(Records contained in a dataset)
<<<<

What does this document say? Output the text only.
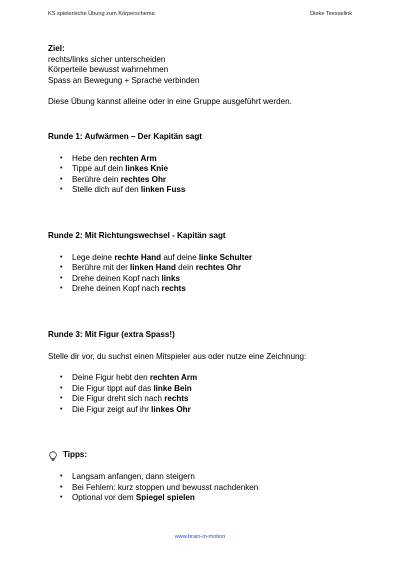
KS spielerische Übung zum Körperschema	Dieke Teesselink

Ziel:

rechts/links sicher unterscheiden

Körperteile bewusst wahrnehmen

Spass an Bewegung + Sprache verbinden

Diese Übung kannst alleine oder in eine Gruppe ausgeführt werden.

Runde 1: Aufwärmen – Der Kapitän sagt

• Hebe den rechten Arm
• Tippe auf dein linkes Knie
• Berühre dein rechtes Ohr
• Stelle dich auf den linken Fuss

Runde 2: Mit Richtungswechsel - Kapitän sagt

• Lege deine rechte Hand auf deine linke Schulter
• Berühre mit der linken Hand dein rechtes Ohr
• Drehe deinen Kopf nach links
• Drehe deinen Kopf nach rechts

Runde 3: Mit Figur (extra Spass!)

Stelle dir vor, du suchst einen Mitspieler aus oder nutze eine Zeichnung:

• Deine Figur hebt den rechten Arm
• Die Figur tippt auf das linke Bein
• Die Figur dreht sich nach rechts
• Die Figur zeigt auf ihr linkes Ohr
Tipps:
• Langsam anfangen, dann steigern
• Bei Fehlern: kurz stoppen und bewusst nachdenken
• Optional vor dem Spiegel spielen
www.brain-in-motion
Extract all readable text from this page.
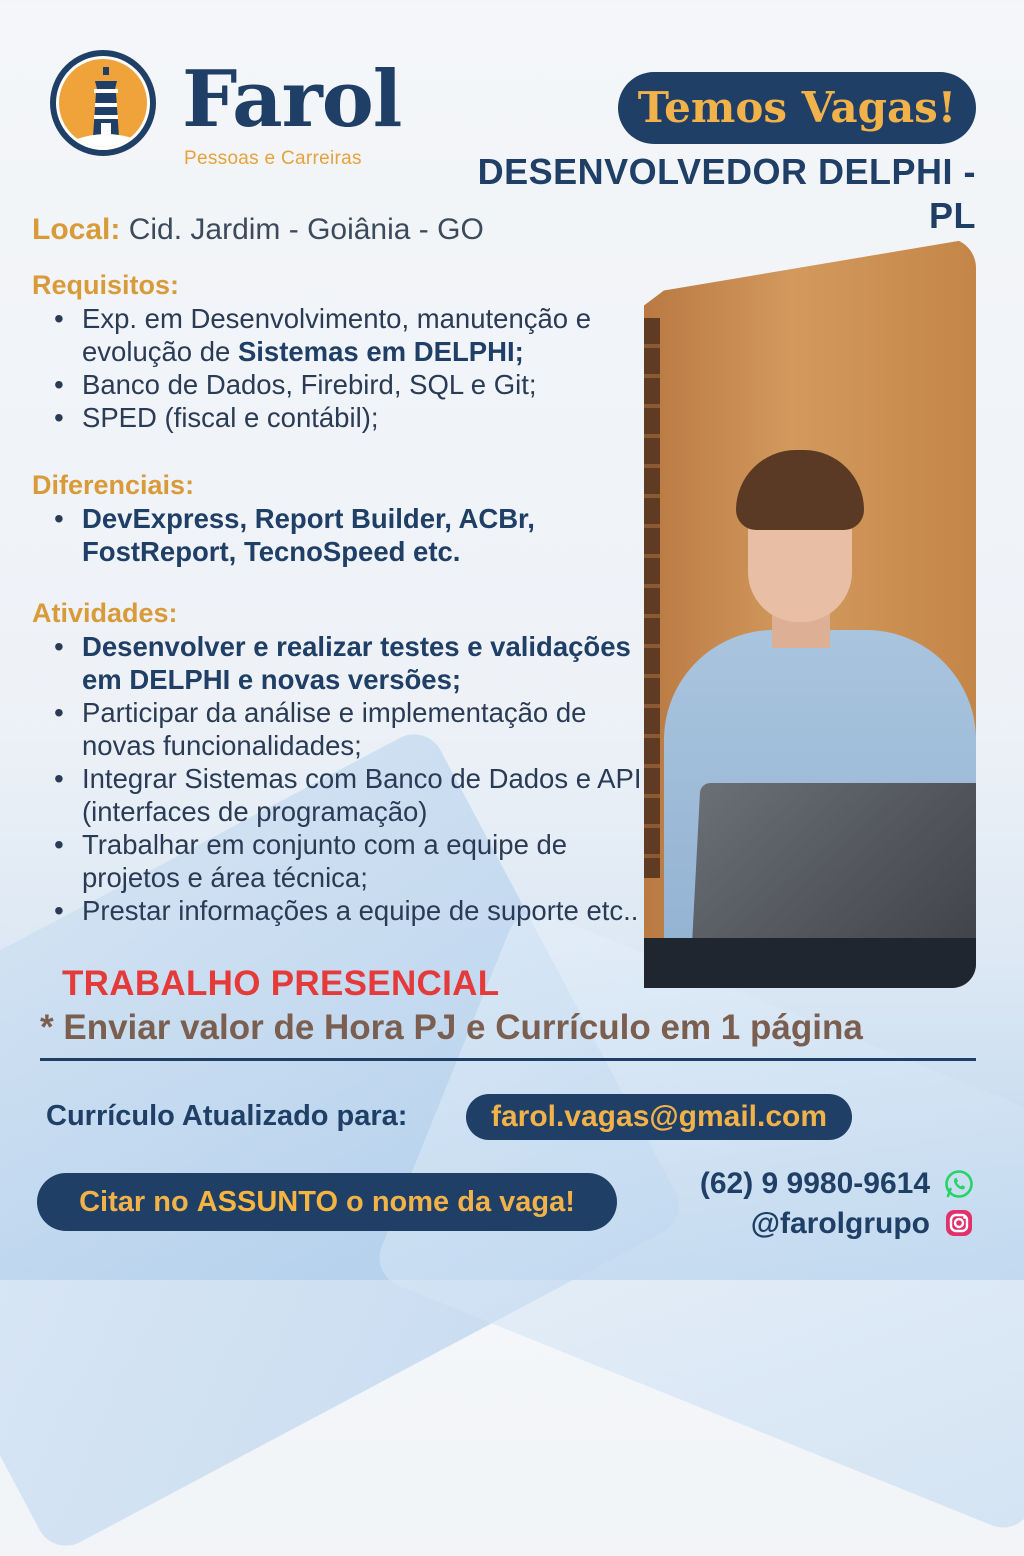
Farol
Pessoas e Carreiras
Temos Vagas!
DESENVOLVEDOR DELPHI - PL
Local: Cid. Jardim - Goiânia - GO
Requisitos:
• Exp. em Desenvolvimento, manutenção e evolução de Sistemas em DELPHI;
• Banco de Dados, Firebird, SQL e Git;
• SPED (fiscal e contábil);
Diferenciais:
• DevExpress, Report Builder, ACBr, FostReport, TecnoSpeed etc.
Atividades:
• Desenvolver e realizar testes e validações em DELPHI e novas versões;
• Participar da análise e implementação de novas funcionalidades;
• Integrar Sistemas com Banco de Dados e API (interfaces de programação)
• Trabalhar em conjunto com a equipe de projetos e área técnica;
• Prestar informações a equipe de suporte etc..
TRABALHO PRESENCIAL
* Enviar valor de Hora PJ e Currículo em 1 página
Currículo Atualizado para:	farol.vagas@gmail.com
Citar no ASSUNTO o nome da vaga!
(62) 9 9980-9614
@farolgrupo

>>>>

→ **TASK DETAILS**: List every line in the records above that contains the word "Banco".

→ **SOLVED PROBLEM**:
• Banco de Dados, Firebird, SQL e Git;
• Integrar Sistemas com Banco de Dados e API (interfaces de programação)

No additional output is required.